## [SUPPLIED DATA]
— start —

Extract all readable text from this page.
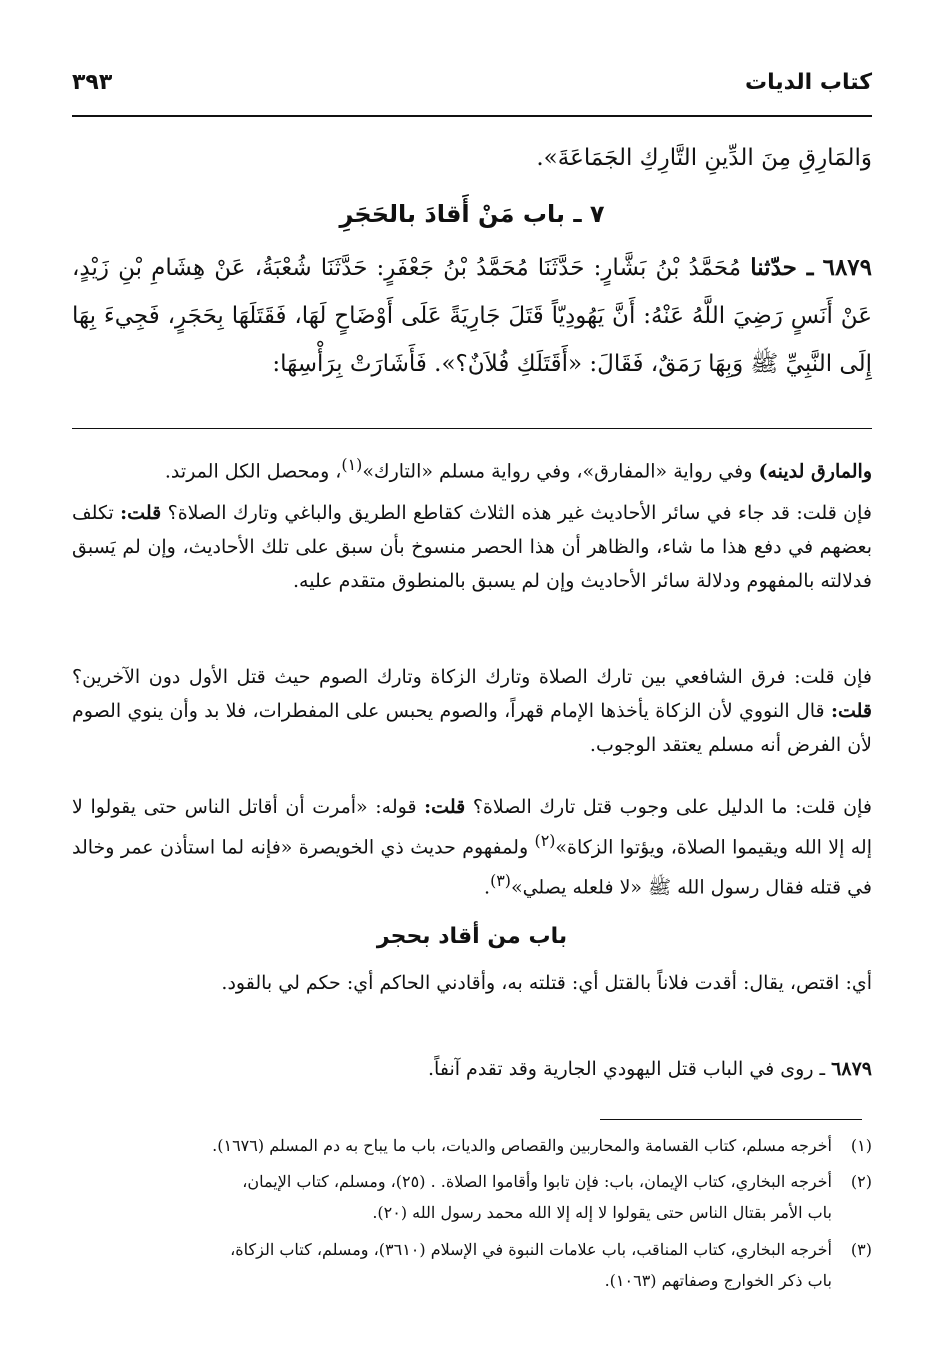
كتاب الديات
٣٩٣

وَالمَارِقِ مِنَ الدِّينِ التَّارِكِ الجَمَاعَةَ».

٧ ـ باب مَنْ أَقادَ بالحَجَرِ

٦٨٧٩ ـ حدّثنا مُحَمَّدُ بْنُ بَشَّارٍ: حَدَّثَنَا مُحَمَّدُ بْنُ جَعْفَرٍ: حَدَّثَنَا شُعْبَةُ، عَنْ هِشَامِ بْنِ زَيْدٍ، عَنْ أَنَسٍ رَضِيَ اللَّهُ عَنْهُ: أَنَّ يَهُودِيّاً قَتَلَ جَارِيَةً عَلَى أَوْضَاحٍ لَهَا، فَقَتَلَهَا بِحَجَرٍ، فَجِيءَ بِهَا إِلَى النَّبِيِّ ﷺ وَبِهَا رَمَقٌ، فَقَالَ: «أَقَتَلَكِ فُلاَنٌ؟». فَأَشَارَتْ بِرَأْسِهَا:

والمارق لدينه) وفي رواية «المفارق»، وفي رواية مسلم «التارك»$^{(١)}$، ومحصل الكل المرتد.

فإن قلت: قد جاء في سائر الأحاديث غير هذه الثلاث كقاطع الطريق والباغي وتارك الصلاة؟ قلت: تكلف بعضهم في دفع هذا ما شاء، والظاهر أن هذا الحصر منسوخ بأن سبق على تلك الأحاديث، وإن لم يَسبق فدلالته بالمفهوم ودلالة سائر الأحاديث وإن لم يسبق بالمنطوق متقدم عليه.

فإن قلت: فرق الشافعي بين تارك الصلاة وتارك الزكاة وتارك الصوم حيث قتل الأول دون الآخرين؟ قلت: قال النووي لأن الزكاة يأخذها الإمام قهراً، والصوم يحبس على المفطرات، فلا بد وأن ينوي الصوم لأن الفرض أنه مسلم يعتقد الوجوب.

فإن قلت: ما الدليل على وجوب قتل تارك الصلاة؟ قلت: قوله: «أمرت أن أقاتل الناس حتى يقولوا لا إله إلا الله ويقيموا الصلاة، ويؤتوا الزكاة»$^{(٢)}$ ولمفهوم حديث ذي الخويصرة «فإنه لما استأذن عمر وخالد في قتله فقال رسول الله ﷺ «لا فلعله يصلي»$^{(٣)}$.

باب من أقاد بحجر

أي: اقتص، يقال: أقدت فلاناً بالقتل أي: قتلته به، وأقادني الحاكم أي: حكم لي بالقود.

٦٨٧٩ ـ روى في الباب قتل اليهودي الجارية وقد تقدم آنفاً.

(١)أخرجه مسلم، كتاب القسامة والمحاربين والقصاص والديات، باب ما يباح به دم المسلم (١٦٧٦).
(٢)أخرجه البخاري، كتاب الإيمان، باب: فإن تابوا وأقاموا الصلاة. . (٢٥)، ومسلم، كتاب الإيمان،
باب الأمر بقتال الناس حتى يقولوا لا إله إلا الله محمد رسول الله (٢٠).
(٣)أخرجه البخاري، كتاب المناقب، باب علامات النبوة في الإسلام (٣٦١٠)، ومسلم، كتاب الزكاة،
باب ذكر الخوارج وصفاتهم (١٠٦٣).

— end —

## [WORK TO DO]
Omit the pictures and restate the rest of the records verbatim.

## [TASK ANSWER]
Extract all readable text from this page.
كتاب الديات
٣٩٣

وَالمَارِقِ مِنَ الدِّينِ التَّارِكِ الجَمَاعَةَ».

٧ ـ باب مَنْ أَقادَ بالحَجَرِ

٦٨٧٩ ـ حدّثنا مُحَمَّدُ بْنُ بَشَّارٍ: حَدَّثَنَا مُحَمَّدُ بْنُ جَعْفَرٍ: حَدَّثَنَا شُعْبَةُ، عَنْ هِشَامِ بْنِ زَيْدٍ، عَنْ أَنَسٍ رَضِيَ اللَّهُ عَنْهُ: أَنَّ يَهُودِيّاً قَتَلَ جَارِيَةً عَلَى أَوْضَاحٍ لَهَا، فَقَتَلَهَا بِحَجَرٍ، فَجِيءَ بِهَا إِلَى النَّبِيِّ ﷺ وَبِهَا رَمَقٌ، فَقَالَ: «أَقَتَلَكِ فُلاَنٌ؟». فَأَشَارَتْ بِرَأْسِهَا:

والمارق لدينه) وفي رواية «المفارق»، وفي رواية مسلم «التارك»$^{(١)}$، ومحصل الكل المرتد.

فإن قلت: قد جاء في سائر الأحاديث غير هذه الثلاث كقاطع الطريق والباغي وتارك الصلاة؟ قلت: تكلف بعضهم في دفع هذا ما شاء، والظاهر أن هذا الحصر منسوخ بأن سبق على تلك الأحاديث، وإن لم يَسبق فدلالته بالمفهوم ودلالة سائر الأحاديث وإن لم يسبق بالمنطوق متقدم عليه.

فإن قلت: فرق الشافعي بين تارك الصلاة وتارك الزكاة وتارك الصوم حيث قتل الأول دون الآخرين؟ قلت: قال النووي لأن الزكاة يأخذها الإمام قهراً، والصوم يحبس على المفطرات، فلا بد وأن ينوي الصوم لأن الفرض أنه مسلم يعتقد الوجوب.

فإن قلت: ما الدليل على وجوب قتل تارك الصلاة؟ قلت: قوله: «أمرت أن أقاتل الناس حتى يقولوا لا إله إلا الله ويقيموا الصلاة، ويؤتوا الزكاة»$^{(٢)}$ ولمفهوم حديث ذي الخويصرة «فإنه لما استأذن عمر وخالد في قتله فقال رسول الله ﷺ «لا فلعله يصلي»$^{(٣)}$.

باب من أقاد بحجر

أي: اقتص، يقال: أقدت فلاناً بالقتل أي: قتلته به، وأقادني الحاكم أي: حكم لي بالقود.

٦٨٧٩ ـ روى في الباب قتل اليهودي الجارية وقد تقدم آنفاً.

(١)أخرجه مسلم، كتاب القسامة والمحاربين والقصاص والديات، باب ما يباح به دم المسلم (١٦٧٦).
(٢)أخرجه البخاري، كتاب الإيمان، باب: فإن تابوا وأقاموا الصلاة. . (٢٥)، ومسلم، كتاب الإيمان،
باب الأمر بقتال الناس حتى يقولوا لا إله إلا الله محمد رسول الله (٢٠).
(٣)أخرجه البخاري، كتاب المناقب، باب علامات النبوة في الإسلام (٣٦١٠)، ومسلم، كتاب الزكاة،
باب ذكر الخوارج وصفاتهم (١٠٦٣).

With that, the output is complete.